Mix all these ingredients in a pot and bring to a boil. Boil for a
couple minutes until it reduces a bit. Watch it, because it could boil
over creating a huge mess.

Place the tofu into an oven safe dish and pour the sauce over the
tofu. Put this into the oven and bake for 20 minutes or so stirring
occasionally.
(You might want to double the sauce recipe, as it doesn’t make very much of it. And you'll want a lot more of it because it is good.)

Thursday, July 1, 2010

Finally! The Garden is In

Thanks to my neighbor starting seeds for me, I finally have my container garden finished. I have patio pickling cucumbers and heirloom tomatoes. For the tomatoes I have Cherokee Purple, Brandywine, Yellow Plum, Yellow Pear, Green Zebra, and my favorite - Bloody Butcher. I hope to have enough tomatoes to make salsa. A few of my plants have flowers on them already. Yay! I'd also like to get some semi-mature jalapeño plants soon.

 Some cool annuals I don't know the name of. I love how bright and funky they are. 
No wimpy flowers here!

My container tomato and cucumber plants.
And the satellite-dish-turned-fire-pit. 

Bloody Butcher Tomatoes in a self-watering container. 
I can't wait! They're so yummy...

I know I'm a little behind, but I'm trying to start some herbs too. We'll see how that goes. I sure miss my purple sage. :-(

I am in love...

...with this:
White Stilton cheese with dates and orange rinds. Oh. My. Goodness... I mean, I love cheese in general, but this stuff is like a taste of heaven. At least I hope they have it in heaven, because I think it deserves to be there.

Look at that beautiful cheese! Sweet and creamy and a tinge citrusy. Amazing.

Page segmentation data:
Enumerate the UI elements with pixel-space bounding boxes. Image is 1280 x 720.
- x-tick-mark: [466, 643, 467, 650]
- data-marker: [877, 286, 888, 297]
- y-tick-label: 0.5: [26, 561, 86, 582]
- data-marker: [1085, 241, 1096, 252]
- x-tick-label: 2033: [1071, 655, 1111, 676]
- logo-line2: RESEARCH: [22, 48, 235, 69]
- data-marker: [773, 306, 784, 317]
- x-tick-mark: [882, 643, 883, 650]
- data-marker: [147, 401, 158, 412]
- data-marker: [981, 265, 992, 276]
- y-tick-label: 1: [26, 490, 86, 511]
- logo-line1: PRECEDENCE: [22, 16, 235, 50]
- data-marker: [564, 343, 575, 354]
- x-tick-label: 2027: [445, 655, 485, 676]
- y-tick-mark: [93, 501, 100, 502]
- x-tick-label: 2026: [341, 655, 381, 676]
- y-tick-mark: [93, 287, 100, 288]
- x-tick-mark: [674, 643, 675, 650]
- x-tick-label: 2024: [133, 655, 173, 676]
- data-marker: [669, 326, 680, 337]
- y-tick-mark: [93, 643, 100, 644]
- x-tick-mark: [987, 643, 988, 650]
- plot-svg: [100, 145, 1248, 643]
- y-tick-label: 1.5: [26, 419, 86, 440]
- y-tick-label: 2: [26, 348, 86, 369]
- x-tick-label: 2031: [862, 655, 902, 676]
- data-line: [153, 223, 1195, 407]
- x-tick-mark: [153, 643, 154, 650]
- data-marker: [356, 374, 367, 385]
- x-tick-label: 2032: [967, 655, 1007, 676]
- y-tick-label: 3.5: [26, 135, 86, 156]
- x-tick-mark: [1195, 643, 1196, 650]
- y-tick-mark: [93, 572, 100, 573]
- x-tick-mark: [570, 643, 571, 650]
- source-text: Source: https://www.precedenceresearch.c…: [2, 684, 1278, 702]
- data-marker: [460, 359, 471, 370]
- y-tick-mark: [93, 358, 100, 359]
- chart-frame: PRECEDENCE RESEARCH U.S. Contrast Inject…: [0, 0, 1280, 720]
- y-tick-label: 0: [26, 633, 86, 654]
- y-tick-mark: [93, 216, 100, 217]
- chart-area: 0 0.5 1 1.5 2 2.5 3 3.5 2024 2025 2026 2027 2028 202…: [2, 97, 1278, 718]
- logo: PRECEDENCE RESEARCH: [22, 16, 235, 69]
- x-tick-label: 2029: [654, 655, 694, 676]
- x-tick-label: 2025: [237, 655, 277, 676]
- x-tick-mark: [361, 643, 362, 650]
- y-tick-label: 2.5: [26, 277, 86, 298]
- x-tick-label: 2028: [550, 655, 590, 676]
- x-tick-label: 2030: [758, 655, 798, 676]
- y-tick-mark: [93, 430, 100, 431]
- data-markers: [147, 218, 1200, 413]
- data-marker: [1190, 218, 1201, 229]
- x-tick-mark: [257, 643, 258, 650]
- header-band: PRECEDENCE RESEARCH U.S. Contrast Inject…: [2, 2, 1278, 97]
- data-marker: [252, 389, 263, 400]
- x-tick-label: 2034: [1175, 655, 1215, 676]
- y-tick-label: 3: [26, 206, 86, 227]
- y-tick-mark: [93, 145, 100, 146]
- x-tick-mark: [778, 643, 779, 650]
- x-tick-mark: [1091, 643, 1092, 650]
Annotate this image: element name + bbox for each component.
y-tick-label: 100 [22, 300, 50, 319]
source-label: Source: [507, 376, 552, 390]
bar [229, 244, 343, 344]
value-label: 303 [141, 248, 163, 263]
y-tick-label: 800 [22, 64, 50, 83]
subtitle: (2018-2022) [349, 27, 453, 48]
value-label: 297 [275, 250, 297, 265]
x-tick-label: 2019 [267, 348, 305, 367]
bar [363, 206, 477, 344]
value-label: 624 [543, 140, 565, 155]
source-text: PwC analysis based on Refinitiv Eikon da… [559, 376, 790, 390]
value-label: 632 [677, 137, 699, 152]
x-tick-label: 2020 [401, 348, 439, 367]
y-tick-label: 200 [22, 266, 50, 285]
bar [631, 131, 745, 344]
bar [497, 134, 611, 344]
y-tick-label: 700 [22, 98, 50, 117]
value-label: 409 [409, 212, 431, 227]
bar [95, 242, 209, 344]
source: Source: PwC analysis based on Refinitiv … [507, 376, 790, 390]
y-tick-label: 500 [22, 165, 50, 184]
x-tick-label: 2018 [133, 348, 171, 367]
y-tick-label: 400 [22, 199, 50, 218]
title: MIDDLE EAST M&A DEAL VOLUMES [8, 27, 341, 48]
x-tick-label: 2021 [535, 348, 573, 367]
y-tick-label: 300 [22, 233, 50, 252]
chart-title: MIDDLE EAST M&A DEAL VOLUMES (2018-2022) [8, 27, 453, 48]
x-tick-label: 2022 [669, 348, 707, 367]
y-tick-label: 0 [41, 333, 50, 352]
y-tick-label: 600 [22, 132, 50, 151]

Problem details
Copy the blog text above word for word, starting at "I know I'm a" and ending at "tinge citrusy. Amazing.".

Task solution
I know I'm a little behind, but I'm trying to start some herbs too. We'll see how that goes. I sure miss my purple sage. :-(

I am in love...

...with this:
White Stilton cheese with dates and orange rinds. Oh. My. Goodness... I mean, I love cheese in general, but this stuff is like a taste of heaven. At least I hope they have it in heaven, because I think it deserves to be there.

Look at that beautiful cheese! Sweet and creamy and a tinge citrusy. Amazing.